begin

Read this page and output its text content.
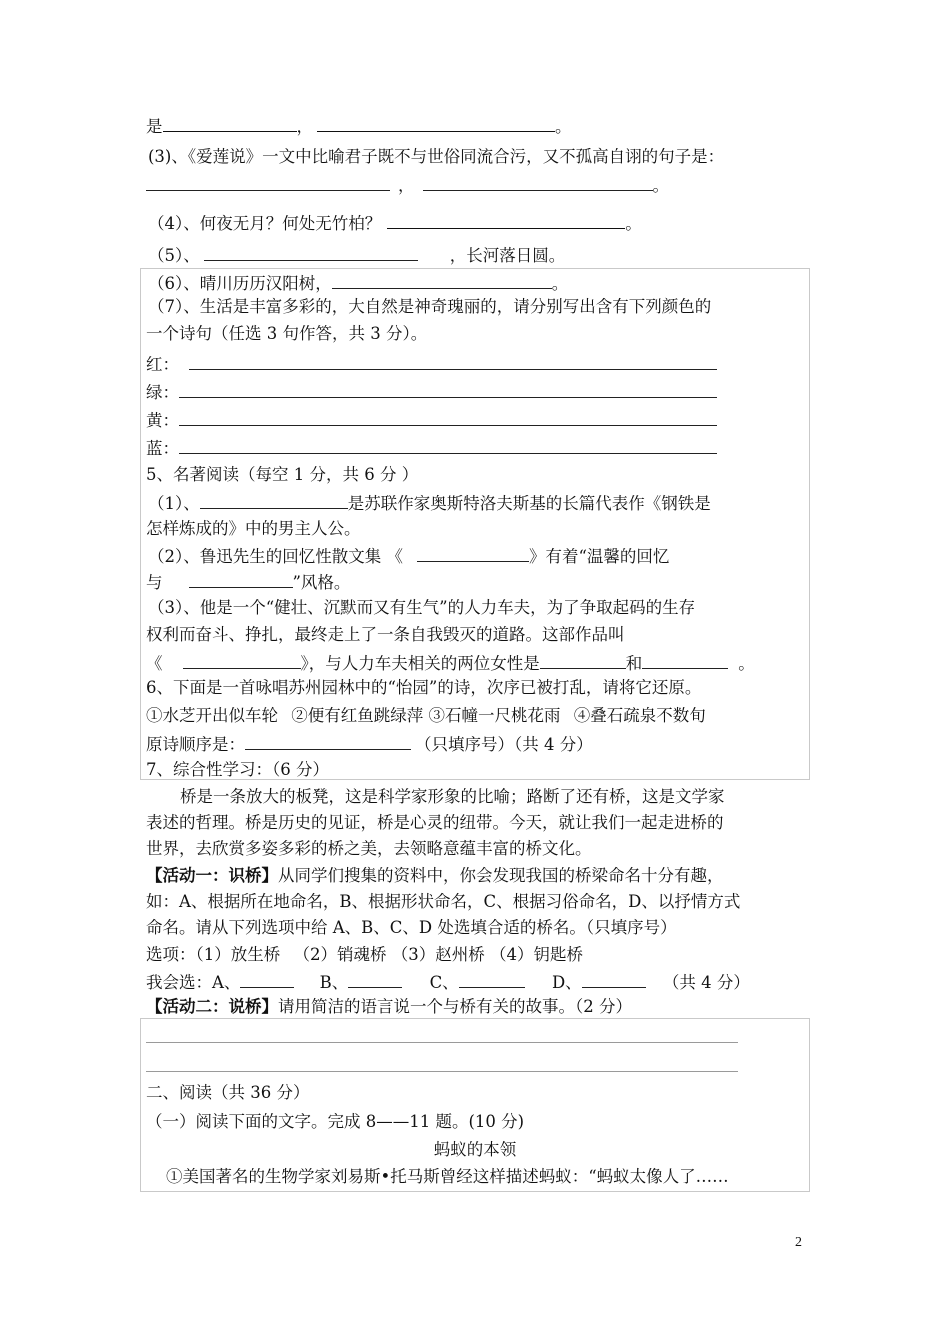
是	，	。
(3)、《爱莲说》一文中比喻君子既不与世俗同流合污，又不孤高自诩的句子是：
，	。
（4）、何夜无月？何处无竹柏？	。
（5）、	，长河落日圆。
（6）、晴川历历汉阳树，	。
（7）、生活是丰富多彩的，大自然是神奇瑰丽的，请分别写出含有下列颜色的
一个诗句（任选 3 句作答，共 3 分）。
红：
绿：
黄：
蓝：
5、名著阅读（每空 1 分，共 6 分 ）
（1）、	是苏联作家奥斯特洛夫斯基的长篇代表作《钢铁是
怎样炼成的》中的男主人公。
（2）、鲁迅先生的回忆性散文集 《	》有着“温馨的回忆
与	”风格。
（3）、他是一个“健壮、沉默而又有生气”的人力车夫，为了争取起码的生存
权利而奋斗、挣扎，最终走上了一条自我毁灭的道路。这部作品叫
《	》，与人力车夫相关的两位女性是	和	。
6、下面是一首咏唱苏州园林中的“怡园”的诗，次序已被打乱，请将它还原。
①水芝开出似车轮 ②便有红鱼跳绿萍 ③石幢一尺桃花雨 ④叠石疏泉不数旬
原诗顺序是：	（只填序号）（共 4 分）
7、综合性学习：（6 分）
桥是一条放大的板凳，这是科学家形象的比喻；路断了还有桥，这是文学家
表述的哲理。桥是历史的见证，桥是心灵的纽带。今天，就让我们一起走进桥的
世界，去欣赏多姿多彩的桥之美，去领略意蕴丰富的桥文化。
【活动一：识桥】从同学们搜集的资料中，你会发现我国的桥梁命名十分有趣，
如：A、根据所在地命名，B、根据形状命名，C、根据习俗命名，D、以抒情方式
命名。请从下列选项中给 A、B、C、D 处选填合适的桥名。（只填序号）
选项：（1）放生桥 （2）销魂桥 （3）赵州桥 （4）钥匙桥
我会选：A、	B、	C、	D、	（共 4 分）
【活动二：说桥】请用简洁的语言说一个与桥有关的故事。（2 分）
二、阅读（共 36 分）
（一）阅读下面的文字。完成 8——11 题。(10 分)
蚂蚁的本领
①美国著名的生物学家刘易斯•托马斯曾经这样描述蚂蚁：“蚂蚁太像人了……
2
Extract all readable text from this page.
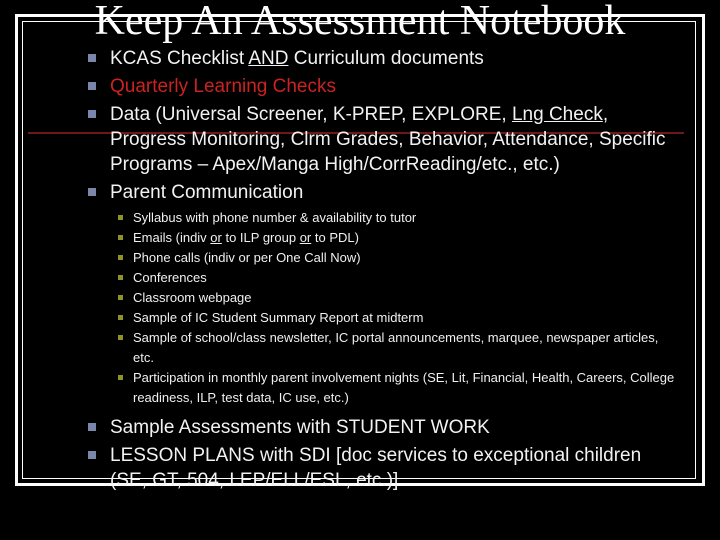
Keep An Assessment Notebook
KCAS Checklist AND Curriculum documents
Quarterly Learning Checks
Data (Universal Screener, K-PREP, EXPLORE, Lng Check, Progress Monitoring, Clrm Grades, Behavior, Attendance, Specific Programs – Apex/Manga High/CorrReading/etc., etc.)
Parent Communication
Syllabus with phone number & availability to tutor
Emails (indiv or to ILP group or to PDL)
Phone calls (indiv or per One Call Now)
Conferences
Classroom webpage
Sample of IC Student Summary Report at midterm
Sample of school/class newsletter, IC portal announcements, marquee, newspaper articles, etc.
Participation in monthly parent involvement nights (SE, Lit, Financial, Health, Careers, College readiness, ILP, test data, IC use, etc.)
Sample Assessments with STUDENT WORK
LESSON PLANS with SDI [doc services to exceptional children (SE, GT, 504, LEP/ELL/ESL, etc.)]
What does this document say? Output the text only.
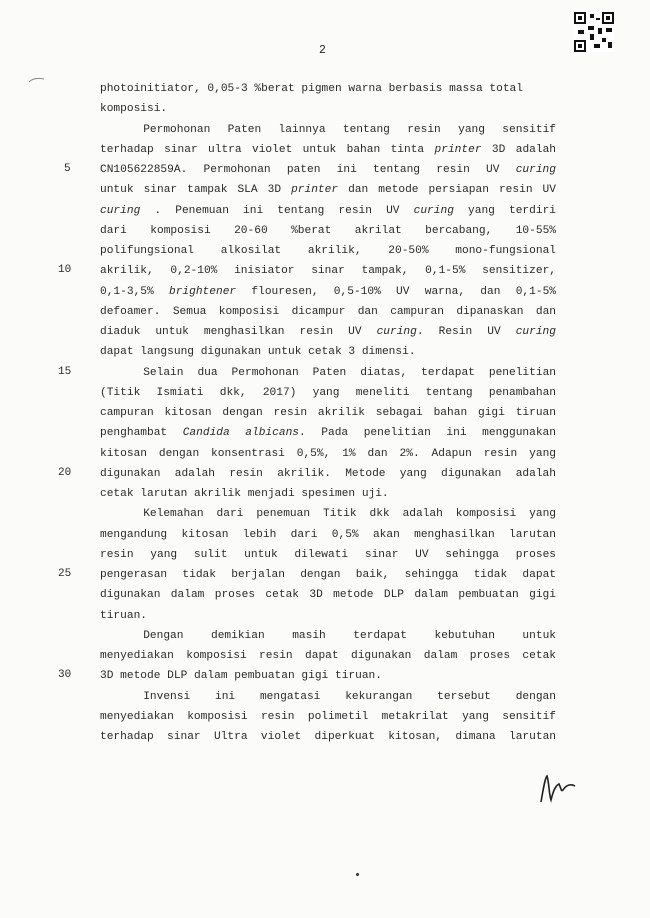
2
photoinitiator, 0,05-3 %berat pigmen warna berbasis massa total
komposisi.
Permohonan Paten lainnya tentang resin yang sensitif
terhadap sinar ultra violet untuk bahan tinta printer 3D adalah
CN105622859A. Permohonan paten ini tentang resin UV curing
untuk sinar tampak SLA 3D printer dan metode persiapan resin UV
curing . Penemuan ini tentang resin UV curing yang terdiri
dari komposisi 20-60 %berat akrilat bercabang, 10-55%
polifungsional alkosilat akrilik, 20-50% mono-fungsional
akrilik, 0,2-10% inisiator sinar tampak, 0,1-5% sensitizer,
0,1-3,5% brightener flouresen, 0,5-10% UV warna, dan 0,1-5%
defoamer. Semua komposisi dicampur dan campuran dipanaskan dan
diaduk untuk menghasilkan resin UV curing. Resin UV curing
dapat langsung digunakan untuk cetak 3 dimensi.
Selain dua Permohonan Paten diatas, terdapat penelitian
(Titik Ismiati dkk, 2017) yang meneliti tentang penambahan
campuran kitosan dengan resin akrilik sebagai bahan gigi tiruan
penghambat Candida albicans. Pada penelitian ini menggunakan
kitosan dengan konsentrasi 0,5%, 1% dan 2%. Adapun resin yang
digunakan adalah resin akrilik. Metode yang digunakan adalah
cetak larutan akrilik menjadi spesimen uji.
Kelemahan dari penemuan Titik dkk adalah komposisi yang
mengandung kitosan lebih dari 0,5% akan menghasilkan larutan
resin yang sulit untuk dilewati sinar UV sehingga proses
pengerasan tidak berjalan dengan baik, sehingga tidak dapat
digunakan dalam proses cetak 3D metode DLP dalam pembuatan gigi
tiruan.
Dengan demikian masih terdapat kebutuhan untuk
menyediakan komposisi resin dapat digunakan dalam proses cetak
3D metode DLP dalam pembuatan gigi tiruan.
Invensi ini mengatasi kekurangan tersebut dengan
menyediakan komposisi resin polimetil metakrilat yang sensitif
terhadap sinar Ultra violet diperkuat kitosan, dimana larutan
5
10
15
20
25
30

end

TASK DETAILS:
Make an exact reproduction of the listing above, without any pictures.

WRITTEN RESPONSE:
Read this page and output its text content.
是	，	。
(3)、《爱莲说》一文中比喻君子既不与世俗同流合污，又不孤高自诩的句子是：
，	。
（4）、何夜无月？何处无竹柏？	。
（5）、	，长河落日圆。
（6）、晴川历历汉阳树，	。
（7）、生活是丰富多彩的，大自然是神奇瑰丽的，请分别写出含有下列颜色的
一个诗句（任选 3 句作答，共 3 分）。
红：
绿：
黄：
蓝：
5、名著阅读（每空 1 分，共 6 分 ）
（1）、	是苏联作家奥斯特洛夫斯基的长篇代表作《钢铁是
怎样炼成的》中的男主人公。
（2）、鲁迅先生的回忆性散文集 《	》有着“温馨的回忆
与	”风格。
（3）、他是一个“健壮、沉默而又有生气”的人力车夫，为了争取起码的生存
权利而奋斗、挣扎，最终走上了一条自我毁灭的道路。这部作品叫
《	》，与人力车夫相关的两位女性是	和	。
6、下面是一首咏唱苏州园林中的“怡园”的诗，次序已被打乱，请将它还原。
①水芝开出似车轮 ②便有红鱼跳绿萍 ③石幢一尺桃花雨 ④叠石疏泉不数旬
原诗顺序是：	（只填序号）（共 4 分）
7、综合性学习：（6 分）
桥是一条放大的板凳，这是科学家形象的比喻；路断了还有桥，这是文学家
表述的哲理。桥是历史的见证，桥是心灵的纽带。今天，就让我们一起走进桥的
世界，去欣赏多姿多彩的桥之美，去领略意蕴丰富的桥文化。
【活动一：识桥】从同学们搜集的资料中，你会发现我国的桥梁命名十分有趣，
如：A、根据所在地命名，B、根据形状命名，C、根据习俗命名，D、以抒情方式
命名。请从下列选项中给 A、B、C、D 处选填合适的桥名。（只填序号）
选项：（1）放生桥 （2）销魂桥 （3）赵州桥 （4）钥匙桥
我会选：A、	B、	C、	D、	（共 4 分）
【活动二：说桥】请用简洁的语言说一个与桥有关的故事。（2 分）
二、阅读（共 36 分）
（一）阅读下面的文字。完成 8——11 题。(10 分)
蚂蚁的本领
①美国著名的生物学家刘易斯•托马斯曾经这样描述蚂蚁：“蚂蚁太像人了……
2
Extract all readable text from this page.
Keep An Assessment Notebook
KCAS Checklist AND Curriculum documents
Quarterly Learning Checks
Data (Universal Screener, K-PREP, EXPLORE, Lng Check, Progress Monitoring, Clrm Grades, Behavior, Attendance, Specific Programs – Apex/Manga High/CorrReading/etc., etc.)
Parent Communication
Syllabus with phone number & availability to tutor
Emails (indiv or to ILP group or to PDL)
Phone calls (indiv or per One Call Now)
Conferences
Classroom webpage
Sample of IC Student Summary Report at midterm
Sample of school/class newsletter, IC portal announcements, marquee, newspaper articles, etc.
Participation in monthly parent involvement nights (SE, Lit, Financial, Health, Careers, College readiness, ILP, test data, IC use, etc.)
Sample Assessments with STUDENT WORK
LESSON PLANS with SDI [doc services to exceptional children (SE, GT, 504, LEP/ELL/ESL, etc.)]
What does this document say? Output the text only.
2
photoinitiator, 0,05-3 %berat pigmen warna berbasis massa total
komposisi.
Permohonan Paten lainnya tentang resin yang sensitif
terhadap sinar ultra violet untuk bahan tinta printer 3D adalah
CN105622859A. Permohonan paten ini tentang resin UV curing
untuk sinar tampak SLA 3D printer dan metode persiapan resin UV
curing . Penemuan ini tentang resin UV curing yang terdiri
dari komposisi 20-60 %berat akrilat bercabang, 10-55%
polifungsional alkosilat akrilik, 20-50% mono-fungsional
akrilik, 0,2-10% inisiator sinar tampak, 0,1-5% sensitizer,
0,1-3,5% brightener flouresen, 0,5-10% UV warna, dan 0,1-5%
defoamer. Semua komposisi dicampur dan campuran dipanaskan dan
diaduk untuk menghasilkan resin UV curing. Resin UV curing
dapat langsung digunakan untuk cetak 3 dimensi.
Selain dua Permohonan Paten diatas, terdapat penelitian
(Titik Ismiati dkk, 2017) yang meneliti tentang penambahan
campuran kitosan dengan resin akrilik sebagai bahan gigi tiruan
penghambat Candida albicans. Pada penelitian ini menggunakan
kitosan dengan konsentrasi 0,5%, 1% dan 2%. Adapun resin yang
digunakan adalah resin akrilik. Metode yang digunakan adalah
cetak larutan akrilik menjadi spesimen uji.
Kelemahan dari penemuan Titik dkk adalah komposisi yang
mengandung kitosan lebih dari 0,5% akan menghasilkan larutan
resin yang sulit untuk dilewati sinar UV sehingga proses
pengerasan tidak berjalan dengan baik, sehingga tidak dapat
digunakan dalam proses cetak 3D metode DLP dalam pembuatan gigi
tiruan.
Dengan demikian masih terdapat kebutuhan untuk
menyediakan komposisi resin dapat digunakan dalam proses cetak
3D metode DLP dalam pembuatan gigi tiruan.
Invensi ini mengatasi kekurangan tersebut dengan
menyediakan komposisi resin polimetil metakrilat yang sensitif
terhadap sinar Ultra violet diperkuat kitosan, dimana larutan
5
10
15
20
25
30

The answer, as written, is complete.